• What to work on: Report how many lines hold the word "dans"; answer with the number alone.

(Some records)
(begin)
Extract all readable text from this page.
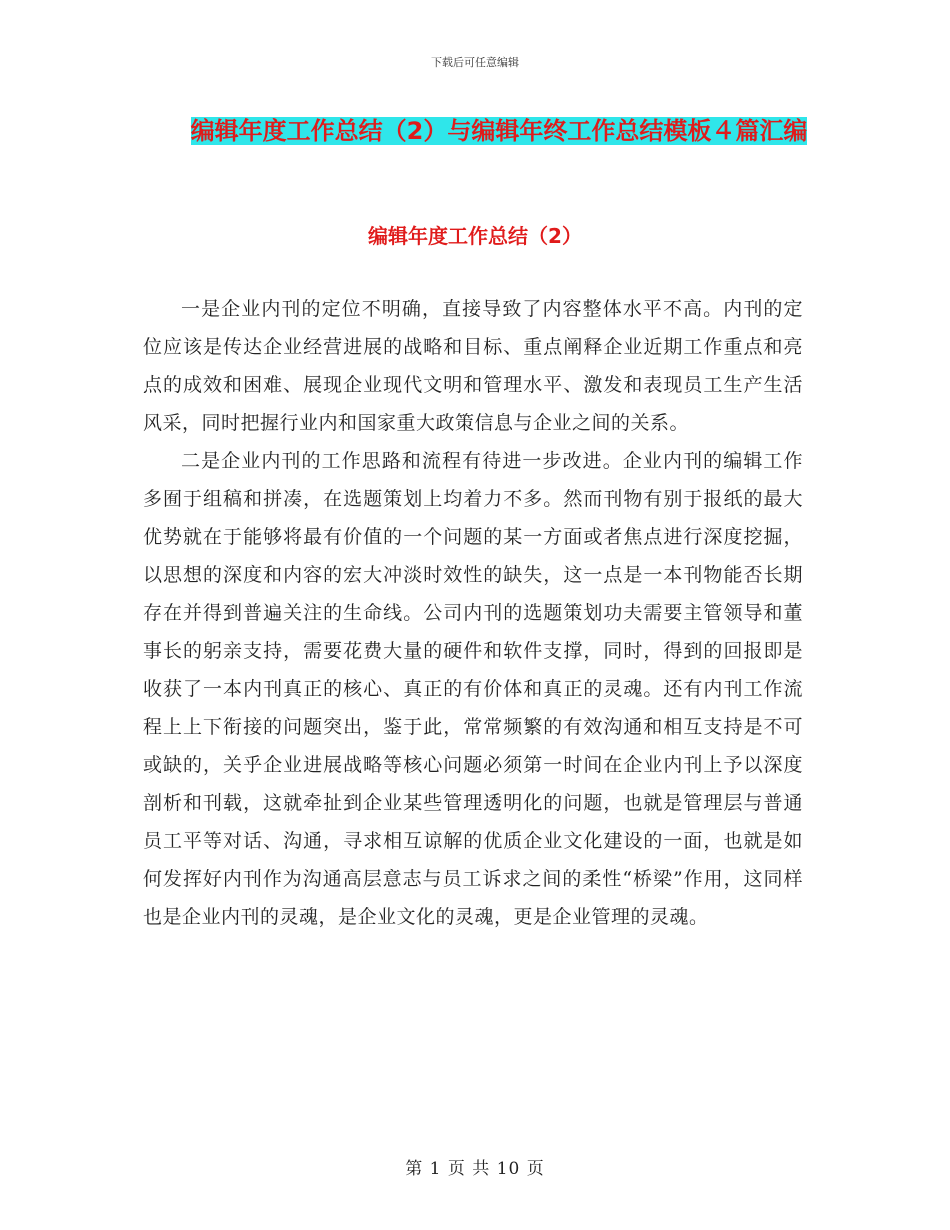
下载后可任意编辑
编辑年度工作总结（2）与编辑年终工作总结模板４篇汇编
编辑年度工作总结（2）

一是企业内刊的定位不明确，直接导致了内容整体水平不高。内刊的定位应该是传达企业经营进展的战略和目标、重点阐释企业近期工作重点和亮点的成效和困难、展现企业现代文明和管理水平、激发和表现员工生产生活风采，同时把握行业内和国家重大政策信息与企业之间的关系。

二是企业内刊的工作思路和流程有待进一步改进。企业内刊的编辑工作多囿于组稿和拼凑，在选题策划上均着力不多。然而刊物有别于报纸的最大优势就在于能够将最有价值的一个问题的某一方面或者焦点进行深度挖掘，以思想的深度和内容的宏大冲淡时效性的缺失，这一点是一本刊物能否长期存在并得到普遍关注的生命线。公司内刊的选题策划功夫需要主管领导和董事长的躬亲支持，需要花费大量的硬件和软件支撑，同时，得到的回报即是收获了一本内刊真正的核心、真正的有价体和真正的灵魂。还有内刊工作流程上上下衔接的问题突出，鉴于此，常常频繁的有效沟通和相互支持是不可或缺的，关乎企业进展战略等核心问题必须第一时间在企业内刊上予以深度剖析和刊载，这就牵扯到企业某些管理透明化的问题，也就是管理层与普通员工平等对话、沟通，寻求相互谅解的优质企业文化建设的一面，也就是如何发挥好内刊作为沟通高层意志与员工诉求之间的柔性“桥梁”作用，这同样也是企业内刊的灵魂，是企业文化的灵魂，更是企业管理的灵魂。

第 1 页 共 10 页
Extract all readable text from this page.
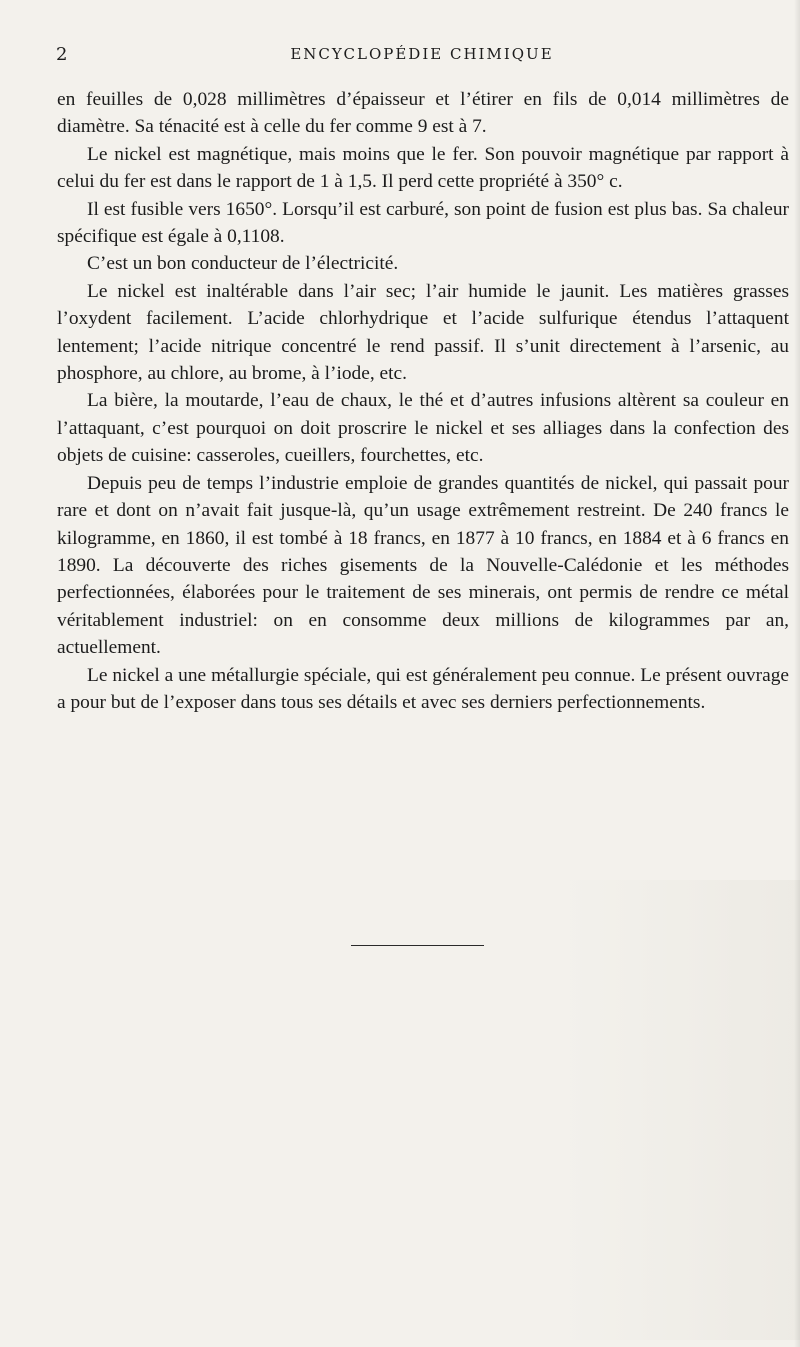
2	ENCYCLOPÉDIE CHIMIQUE

en feuilles de 0,028 millimètres d’épaisseur et l’étirer en fils de 0,014 millimètres de diamètre. Sa ténacité est à celle du fer comme 9 est à 7.

Le nickel est magnétique, mais moins que le fer. Son pouvoir magnétique par rapport à celui du fer est dans le rapport de 1 à 1,5. Il perd cette propriété à 350° c.

Il est fusible vers 1650°. Lorsqu’il est carburé, son point de fusion est plus bas. Sa chaleur spécifique est égale à 0,1108.

C’est un bon conducteur de l’électricité.

Le nickel est inaltérable dans l’air sec; l’air humide le jaunit. Les matières grasses l’oxydent facilement. L’acide chlorhydrique et l’acide sulfurique étendus l’attaquent lentement; l’acide nitrique concentré le rend passif. Il s’unit directement à l’arsenic, au phosphore, au chlore, au brome, à l’iode, etc.

La bière, la moutarde, l’eau de chaux, le thé et d’autres infusions altèrent sa couleur en l’attaquant, c’est pourquoi on doit proscrire le nickel et ses alliages dans la confection des objets de cuisine: casseroles, cueillers, fourchettes, etc.

Depuis peu de temps l’industrie emploie de grandes quantités de nickel, qui passait pour rare et dont on n’avait fait jusque-là, qu’un usage extrêmement restreint. De 240 francs le kilogramme, en 1860, il est tombé à 18 francs, en 1877 à 10 francs, en 1884 et à 6 francs en 1890. La découverte des riches gisements de la Nouvelle-Calédonie et les méthodes perfectionnées, élaborées pour le traitement de ses minerais, ont permis de rendre ce métal véritablement industriel: on en consomme deux millions de kilogrammes par an, actuellement.

Le nickel a une métallurgie spéciale, qui est généralement peu connue. Le présent ouvrage a pour but de l’exposer dans tous ses détails et avec ses derniers perfectionnements.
(end)
• Solution: 4